### Exercises to complete
• a. In the post about the CFS patient information sheet, what medical term does the writer use for what CFS causes instead of tiredness?
• b. Continue the post criticizing the CFS patient information sheet, starting after its last sentence shown.

This. Is. Why.

I’m on the verge of tearing my hair out, and I suspect I’m not the only one. The American Academy of Family Physicians published a review article about CFS (paywall) on Monday, accompanied by a patient information sheet. From the very first sentence, this information sheet is a disaster. It packages harmful misinformation for family doctors to share with patients. Let’s take a look:

Chronic fatigue syndrome (CFS) is a disorder that causes you to be very tired.

NO! No it does not! A person with sleep apnea is tired. A nursing mother is tired. A perfectly healthy person studying for the bar exam is tired (ask me how I know). CFS does not make me tired. CFS causes prostration, a medical term that means a collapse from complete physical or mental exhaustion. Using the word “tired” is not only medically inaccurate, it falsely minimizes the severity of my disease and my experience.

People with CFS may have other symptoms, such as poor sleep, trouble with remembering things, pain, sore throat, tender lymph nodes, or headaches.

### Data section

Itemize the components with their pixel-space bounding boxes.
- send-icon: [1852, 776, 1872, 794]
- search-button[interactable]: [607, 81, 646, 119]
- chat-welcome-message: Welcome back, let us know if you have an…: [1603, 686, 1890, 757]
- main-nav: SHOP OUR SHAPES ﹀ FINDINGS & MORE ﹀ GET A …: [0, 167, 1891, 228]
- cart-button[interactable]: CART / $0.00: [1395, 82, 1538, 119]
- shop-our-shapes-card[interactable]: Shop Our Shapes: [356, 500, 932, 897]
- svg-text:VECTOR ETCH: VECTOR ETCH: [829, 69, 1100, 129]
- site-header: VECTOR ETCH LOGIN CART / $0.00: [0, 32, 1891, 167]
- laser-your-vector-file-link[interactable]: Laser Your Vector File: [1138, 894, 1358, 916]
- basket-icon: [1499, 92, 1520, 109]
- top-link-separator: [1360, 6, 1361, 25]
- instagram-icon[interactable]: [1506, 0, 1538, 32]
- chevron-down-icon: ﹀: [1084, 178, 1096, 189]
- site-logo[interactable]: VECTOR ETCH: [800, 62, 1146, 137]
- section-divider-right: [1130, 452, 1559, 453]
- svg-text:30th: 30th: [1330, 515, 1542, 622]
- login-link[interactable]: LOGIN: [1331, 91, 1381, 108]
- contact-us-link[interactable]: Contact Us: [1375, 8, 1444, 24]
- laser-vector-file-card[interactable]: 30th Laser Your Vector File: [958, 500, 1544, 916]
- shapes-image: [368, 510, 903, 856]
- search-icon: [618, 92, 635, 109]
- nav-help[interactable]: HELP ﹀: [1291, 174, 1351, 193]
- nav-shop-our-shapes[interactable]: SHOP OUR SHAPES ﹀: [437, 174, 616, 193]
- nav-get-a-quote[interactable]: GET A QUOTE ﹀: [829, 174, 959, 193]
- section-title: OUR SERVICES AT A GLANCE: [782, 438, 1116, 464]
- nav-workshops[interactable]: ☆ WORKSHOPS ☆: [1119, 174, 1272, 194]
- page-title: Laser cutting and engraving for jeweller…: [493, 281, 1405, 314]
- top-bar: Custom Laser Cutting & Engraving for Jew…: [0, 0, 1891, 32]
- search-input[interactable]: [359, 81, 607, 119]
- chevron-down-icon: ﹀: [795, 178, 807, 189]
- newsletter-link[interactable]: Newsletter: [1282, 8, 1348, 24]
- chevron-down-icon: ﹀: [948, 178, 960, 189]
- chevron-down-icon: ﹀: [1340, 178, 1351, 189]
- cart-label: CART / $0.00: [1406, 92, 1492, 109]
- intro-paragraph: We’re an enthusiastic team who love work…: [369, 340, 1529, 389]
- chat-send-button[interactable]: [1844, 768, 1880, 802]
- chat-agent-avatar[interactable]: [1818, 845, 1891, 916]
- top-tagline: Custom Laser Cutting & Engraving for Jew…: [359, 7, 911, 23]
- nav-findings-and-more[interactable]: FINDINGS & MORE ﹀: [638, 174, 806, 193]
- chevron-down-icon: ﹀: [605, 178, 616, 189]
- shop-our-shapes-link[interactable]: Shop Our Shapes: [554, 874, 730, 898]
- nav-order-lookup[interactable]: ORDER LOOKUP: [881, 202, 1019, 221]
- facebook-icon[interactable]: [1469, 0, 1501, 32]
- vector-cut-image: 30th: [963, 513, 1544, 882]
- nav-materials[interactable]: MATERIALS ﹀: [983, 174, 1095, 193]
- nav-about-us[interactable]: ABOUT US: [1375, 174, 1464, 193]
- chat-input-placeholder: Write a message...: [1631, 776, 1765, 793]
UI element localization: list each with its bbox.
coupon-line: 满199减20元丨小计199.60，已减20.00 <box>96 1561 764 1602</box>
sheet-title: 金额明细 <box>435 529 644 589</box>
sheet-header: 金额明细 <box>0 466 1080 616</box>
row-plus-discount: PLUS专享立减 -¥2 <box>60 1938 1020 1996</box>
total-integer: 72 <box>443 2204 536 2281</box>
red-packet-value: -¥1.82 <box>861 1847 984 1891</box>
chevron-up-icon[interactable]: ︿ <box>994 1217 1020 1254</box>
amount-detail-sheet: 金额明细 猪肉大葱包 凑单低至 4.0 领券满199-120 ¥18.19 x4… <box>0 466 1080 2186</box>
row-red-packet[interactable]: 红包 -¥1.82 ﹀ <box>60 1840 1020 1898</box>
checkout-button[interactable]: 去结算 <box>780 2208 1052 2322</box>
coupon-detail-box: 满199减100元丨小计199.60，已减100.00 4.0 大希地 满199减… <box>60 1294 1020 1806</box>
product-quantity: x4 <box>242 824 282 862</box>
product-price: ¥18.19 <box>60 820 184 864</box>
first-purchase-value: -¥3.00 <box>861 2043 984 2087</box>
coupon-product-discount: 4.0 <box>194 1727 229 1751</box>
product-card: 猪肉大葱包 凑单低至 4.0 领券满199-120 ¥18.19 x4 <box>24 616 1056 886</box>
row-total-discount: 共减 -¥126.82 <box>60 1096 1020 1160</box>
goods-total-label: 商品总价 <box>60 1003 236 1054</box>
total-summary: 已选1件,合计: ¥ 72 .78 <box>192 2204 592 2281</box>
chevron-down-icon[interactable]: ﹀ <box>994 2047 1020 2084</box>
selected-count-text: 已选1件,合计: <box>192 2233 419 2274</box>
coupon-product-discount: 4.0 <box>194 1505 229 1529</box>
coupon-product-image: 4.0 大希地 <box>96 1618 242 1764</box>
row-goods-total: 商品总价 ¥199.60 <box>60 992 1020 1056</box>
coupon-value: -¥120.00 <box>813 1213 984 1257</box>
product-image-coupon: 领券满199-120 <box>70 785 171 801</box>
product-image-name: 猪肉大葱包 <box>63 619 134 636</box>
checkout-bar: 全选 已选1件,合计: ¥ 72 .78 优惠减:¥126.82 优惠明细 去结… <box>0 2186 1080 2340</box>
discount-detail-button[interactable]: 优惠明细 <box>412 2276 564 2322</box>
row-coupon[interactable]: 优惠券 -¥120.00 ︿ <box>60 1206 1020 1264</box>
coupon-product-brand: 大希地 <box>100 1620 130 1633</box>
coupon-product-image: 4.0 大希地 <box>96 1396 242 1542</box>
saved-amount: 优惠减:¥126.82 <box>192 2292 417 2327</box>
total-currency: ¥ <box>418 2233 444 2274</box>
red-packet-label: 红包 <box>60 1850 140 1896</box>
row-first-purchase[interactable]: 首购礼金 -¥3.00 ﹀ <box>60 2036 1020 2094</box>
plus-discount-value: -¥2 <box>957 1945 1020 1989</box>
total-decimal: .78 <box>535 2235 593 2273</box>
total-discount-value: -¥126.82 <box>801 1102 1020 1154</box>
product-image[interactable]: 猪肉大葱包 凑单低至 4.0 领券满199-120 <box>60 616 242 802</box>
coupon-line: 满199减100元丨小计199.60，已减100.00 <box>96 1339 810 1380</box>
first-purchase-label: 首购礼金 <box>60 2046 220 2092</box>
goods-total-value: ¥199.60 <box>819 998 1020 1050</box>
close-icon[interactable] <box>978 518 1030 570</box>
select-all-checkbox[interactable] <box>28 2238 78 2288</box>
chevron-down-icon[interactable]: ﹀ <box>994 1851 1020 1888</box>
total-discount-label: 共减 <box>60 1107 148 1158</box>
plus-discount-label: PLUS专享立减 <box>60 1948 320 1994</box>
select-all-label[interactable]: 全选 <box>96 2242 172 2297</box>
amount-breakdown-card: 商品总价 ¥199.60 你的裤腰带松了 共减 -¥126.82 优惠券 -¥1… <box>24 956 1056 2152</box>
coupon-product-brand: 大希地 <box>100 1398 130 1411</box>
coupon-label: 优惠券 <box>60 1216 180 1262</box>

### Exercise answers
• a. Prostration.

• b.
Can you spot what’s missing? Post-exertional malaise! The generally accepted hallmark symptom of this disease is not on the list. It is the first symptom on the Fukuda criteria list of accompanying symptoms. But it’s not listed here and not explained to the patient.

Not everyone with CFS has all of these symptoms.

I know hundreds of CFS patients. Every single one of us has experienced these symptoms for extended periods of time, if not daily, over the course of years. While it is technically correct that the Fukuda criteria do not require all of those symptoms, it is an oversimplification to simply say we don’t have all the symptoms. And of course all the other symptoms and overlapping conditions are not mentioned at all.

Childhood trauma (for example, physical or sexual abuse) may raise the risk of getting it.

I am aware of two studies that showed a higher prevalence of childhood trauma among CFS cases compared to healthy controls (this one and this one). Here’s the problem: childhood trauma may raise the risk of many disorders later in life. Without comparing the prevalence rate of trauma among other illness groups, there is no way to know if the association with CFS is unique. Are there studies comparing the incidence of childhood trauma among people who develop multiple sclerosis, rheumatoid arthritis, cancer, hepatitis, heart disease or  . . . oh, that’s right. Doing that kind of study in those illnesses might be offensive because those illnesses are real. But we can do those studies in CFS with no problem.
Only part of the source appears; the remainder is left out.